Each entry below is to be given again word for word, with no pictures.

<<<<

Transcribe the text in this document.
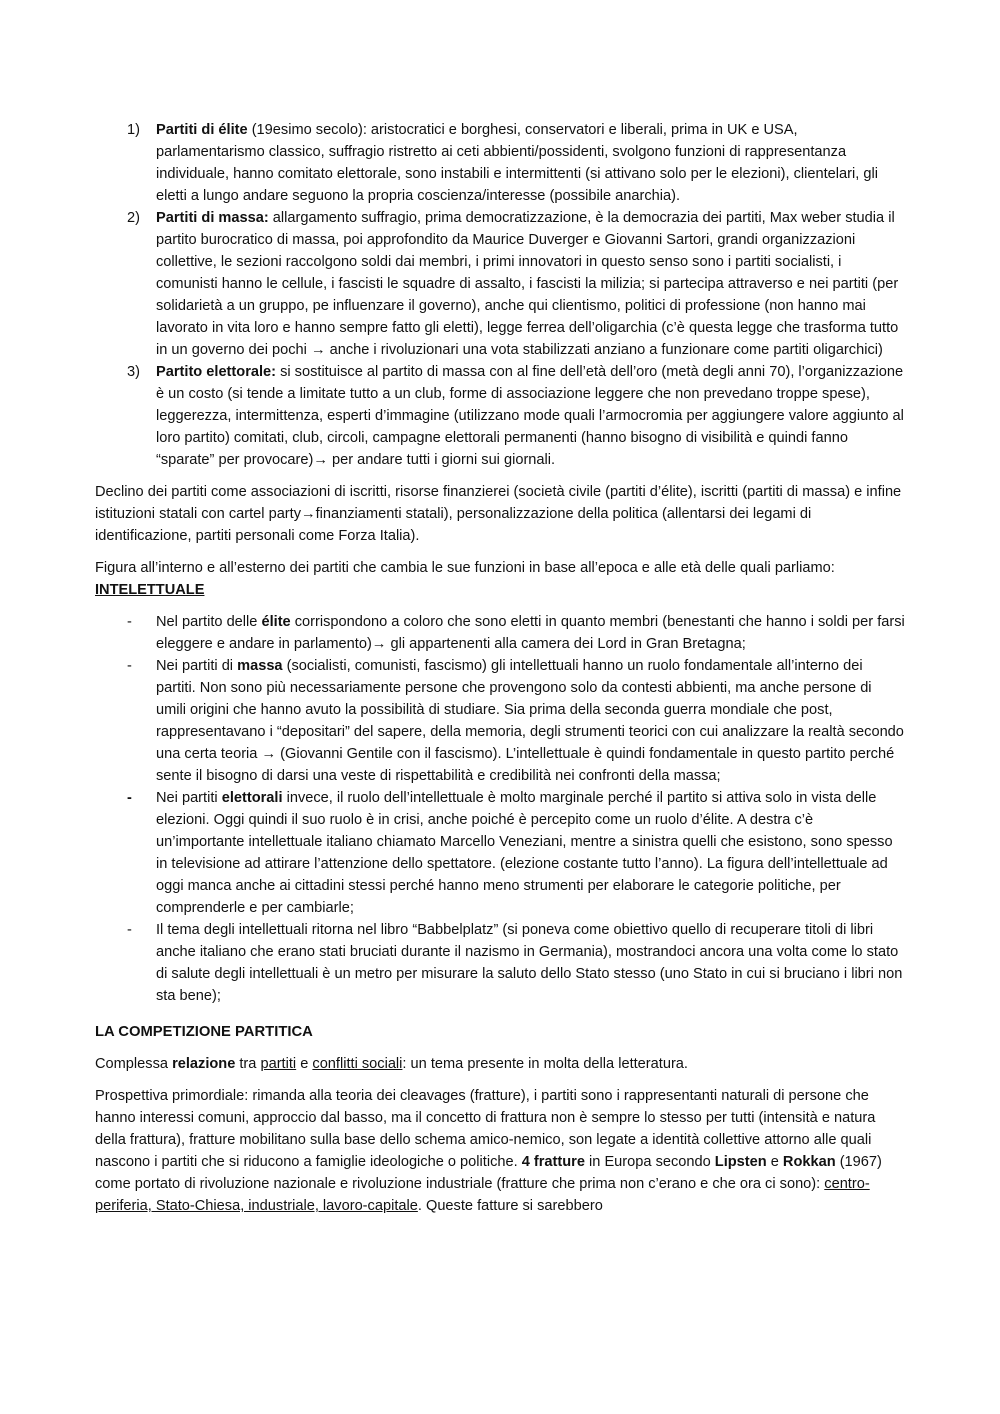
1) Partiti di élite (19esimo secolo): aristocratici e borghesi, conservatori e liberali, prima in UK e USA, parlamentarismo classico, suffragio ristretto ai ceti abbienti/possidenti, svolgono funzioni di rappresentanza individuale, hanno comitato elettorale, sono instabili e intermittenti (si attivano solo per le elezioni), clientelari, gli eletti a lungo andare seguono la propria coscienza/interesse (possibile anarchia).
2) Partiti di massa: allargamento suffragio, prima democratizzazione, è la democrazia dei partiti, Max weber studia il partito burocratico di massa, poi approfondito da Maurice Duverger e Giovanni Sartori, grandi organizzazioni collettive, le sezioni raccolgono soldi dai membri, i primi innovatori in questo senso sono i partiti socialisti, i comunisti hanno le cellule, i fascisti le squadre di assalto, i fascisti la milizia; si partecipa attraverso e nei partiti (per solidarietà a un gruppo, pe influenzare il governo), anche qui clientismo, politici di professione (non hanno mai lavorato in vita loro e hanno sempre fatto gli eletti), legge ferrea dell’oligarchia (c’è questa legge che trasforma tutto in un governo dei pochi → anche i rivoluzionari una vota stabilizzati anziano a funzionare come partiti oligarchici)
3) Partito elettorale: si sostituisce al partito di massa con al fine dell’età dell’oro (metà degli anni 70), l’organizzazione è un costo (si tende a limitate tutto a un club, forme di associazione leggere che non prevedano troppe spese), leggerezza, intermittenza, esperti d’immagine (utilizzano mode quali l’armocromia per aggiungere valore aggiunto al loro partito) comitati, club, circoli, campagne elettorali permanenti (hanno bisogno di visibilità e quindi fanno “sparate” per provocare)→ per andare tutti i giorni sui giornali.

Declino dei partiti come associazioni di iscritti, risorse finanzierei (società civile (partiti d’élite), iscritti (partiti di massa) e infine istituzioni statali con cartel party→finanziamenti statali), personalizzazione della politica (allentarsi dei legami di identificazione, partiti personali come Forza Italia).

Figura all’interno e all’esterno dei partiti che cambia le sue funzioni in base all’epoca e alle età delle quali parliamo:
INTELETTUALE

- Nel partito delle élite corrispondono a coloro che sono eletti in quanto membri (benestanti che hanno i soldi per farsi eleggere e andare in parlamento)→ gli appartenenti alla camera dei Lord in Gran Bretagna;
- Nei partiti di massa (socialisti, comunisti, fascismo) gli intellettuali hanno un ruolo fondamentale all’interno dei partiti. Non sono più necessariamente persone che provengono solo da contesti abbienti, ma anche persone di umili origini che hanno avuto la possibilità di studiare. Sia prima della seconda guerra mondiale che post, rappresentavano i “depositari” del sapere, della memoria, degli strumenti teorici con cui analizzare la realtà secondo una certa teoria → (Giovanni Gentile con il fascismo). L’intellettuale è quindi fondamentale in questo partito perché sente il bisogno di darsi una veste di rispettabilità e credibilità nei confronti della massa;
- Nei partiti elettorali invece, il ruolo dell’intellettuale è molto marginale perché il partito si attiva solo in vista delle elezioni. Oggi quindi il suo ruolo è in crisi, anche poiché è percepito come un ruolo d’élite. A destra c’è un’importante intellettuale italiano chiamato Marcello Veneziani, mentre a sinistra quelli che esistono, sono spesso in televisione ad attirare l’attenzione dello spettatore. (elezione costante tutto l’anno). La figura dell’intellettuale ad oggi manca anche ai cittadini stessi perché hanno meno strumenti per elaborare le categorie politiche, per comprenderle e per cambiarle;
- Il tema degli intellettuali ritorna nel libro “Babbelplatz” (si poneva come obiettivo quello di recuperare titoli di libri anche italiano che erano stati bruciati durante il nazismo in Germania), mostrandoci ancora una volta come lo stato di salute degli intellettuali è un metro per misurare la saluto dello Stato stesso (uno Stato in cui si bruciano i libri non sta bene);

LA COMPETIZIONE PARTITICA

Complessa relazione tra partiti e conflitti sociali: un tema presente in molta della letteratura.

Prospettiva primordiale: rimanda alla teoria dei cleavages (fratture), i partiti sono i rappresentanti naturali di persone che hanno interessi comuni, approccio dal basso, ma il concetto di frattura non è sempre lo stesso per tutti (intensità e natura della frattura), fratture mobilitano sulla base dello schema amico-nemico, son legate a identità collettive attorno alle quali nascono i partiti che si riducono a famiglie ideologiche o politiche. 4 fratture in Europa secondo Lipsten e Rokkan (1967) come portato di rivoluzione nazionale e rivoluzione industriale (fratture che prima non c’erano e che ora ci sono): centro-periferia, Stato-Chiesa, industriale, lavoro-capitale. Queste fatture si sarebbero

>>>>

» **Reply**:
Transcribe the text in this document.
1) Partiti di élite (19esimo secolo): aristocratici e borghesi, conservatori e liberali, prima in UK e USA, parlamentarismo classico, suffragio ristretto ai ceti abbienti/possidenti, svolgono funzioni di rappresentanza individuale, hanno comitato elettorale, sono instabili e intermittenti (si attivano solo per le elezioni), clientelari, gli eletti a lungo andare seguono la propria coscienza/interesse (possibile anarchia).
2) Partiti di massa: allargamento suffragio, prima democratizzazione, è la democrazia dei partiti, Max weber studia il partito burocratico di massa, poi approfondito da Maurice Duverger e Giovanni Sartori, grandi organizzazioni collettive, le sezioni raccolgono soldi dai membri, i primi innovatori in questo senso sono i partiti socialisti, i comunisti hanno le cellule, i fascisti le squadre di assalto, i fascisti la milizia; si partecipa attraverso e nei partiti (per solidarietà a un gruppo, pe influenzare il governo), anche qui clientismo, politici di professione (non hanno mai lavorato in vita loro e hanno sempre fatto gli eletti), legge ferrea dell’oligarchia (c’è questa legge che trasforma tutto in un governo dei pochi → anche i rivoluzionari una vota stabilizzati anziano a funzionare come partiti oligarchici)
3) Partito elettorale: si sostituisce al partito di massa con al fine dell’età dell’oro (metà degli anni 70), l’organizzazione è un costo (si tende a limitate tutto a un club, forme di associazione leggere che non prevedano troppe spese), leggerezza, intermittenza, esperti d’immagine (utilizzano mode quali l’armocromia per aggiungere valore aggiunto al loro partito) comitati, club, circoli, campagne elettorali permanenti (hanno bisogno di visibilità e quindi fanno “sparate” per provocare)→ per andare tutti i giorni sui giornali.

Declino dei partiti come associazioni di iscritti, risorse finanzierei (società civile (partiti d’élite), iscritti (partiti di massa) e infine istituzioni statali con cartel party→finanziamenti statali), personalizzazione della politica (allentarsi dei legami di identificazione, partiti personali come Forza Italia).

Figura all’interno e all’esterno dei partiti che cambia le sue funzioni in base all’epoca e alle età delle quali parliamo:
INTELETTUALE

- Nel partito delle élite corrispondono a coloro che sono eletti in quanto membri (benestanti che hanno i soldi per farsi eleggere e andare in parlamento)→ gli appartenenti alla camera dei Lord in Gran Bretagna;
- Nei partiti di massa (socialisti, comunisti, fascismo) gli intellettuali hanno un ruolo fondamentale all’interno dei partiti. Non sono più necessariamente persone che provengono solo da contesti abbienti, ma anche persone di umili origini che hanno avuto la possibilità di studiare. Sia prima della seconda guerra mondiale che post, rappresentavano i “depositari” del sapere, della memoria, degli strumenti teorici con cui analizzare la realtà secondo una certa teoria → (Giovanni Gentile con il fascismo). L’intellettuale è quindi fondamentale in questo partito perché sente il bisogno di darsi una veste di rispettabilità e credibilità nei confronti della massa;
- Nei partiti elettorali invece, il ruolo dell’intellettuale è molto marginale perché il partito si attiva solo in vista delle elezioni. Oggi quindi il suo ruolo è in crisi, anche poiché è percepito come un ruolo d’élite. A destra c’è un’importante intellettuale italiano chiamato Marcello Veneziani, mentre a sinistra quelli che esistono, sono spesso in televisione ad attirare l’attenzione dello spettatore. (elezione costante tutto l’anno). La figura dell’intellettuale ad oggi manca anche ai cittadini stessi perché hanno meno strumenti per elaborare le categorie politiche, per comprenderle e per cambiarle;
- Il tema degli intellettuali ritorna nel libro “Babbelplatz” (si poneva come obiettivo quello di recuperare titoli di libri anche italiano che erano stati bruciati durante il nazismo in Germania), mostrandoci ancora una volta come lo stato di salute degli intellettuali è un metro per misurare la saluto dello Stato stesso (uno Stato in cui si bruciano i libri non sta bene);

LA COMPETIZIONE PARTITICA

Complessa relazione tra partiti e conflitti sociali: un tema presente in molta della letteratura.

Prospettiva primordiale: rimanda alla teoria dei cleavages (fratture), i partiti sono i rappresentanti naturali di persone che hanno interessi comuni, approccio dal basso, ma il concetto di frattura non è sempre lo stesso per tutti (intensità e natura della frattura), fratture mobilitano sulla base dello schema amico-nemico, son legate a identità collettive attorno alle quali nascono i partiti che si riducono a famiglie ideologiche o politiche. 4 fratture in Europa secondo Lipsten e Rokkan (1967) come portato di rivoluzione nazionale e rivoluzione industriale (fratture che prima non c’erano e che ora ci sono): centro-periferia, Stato-Chiesa, industriale, lavoro-capitale. Queste fatture si sarebbero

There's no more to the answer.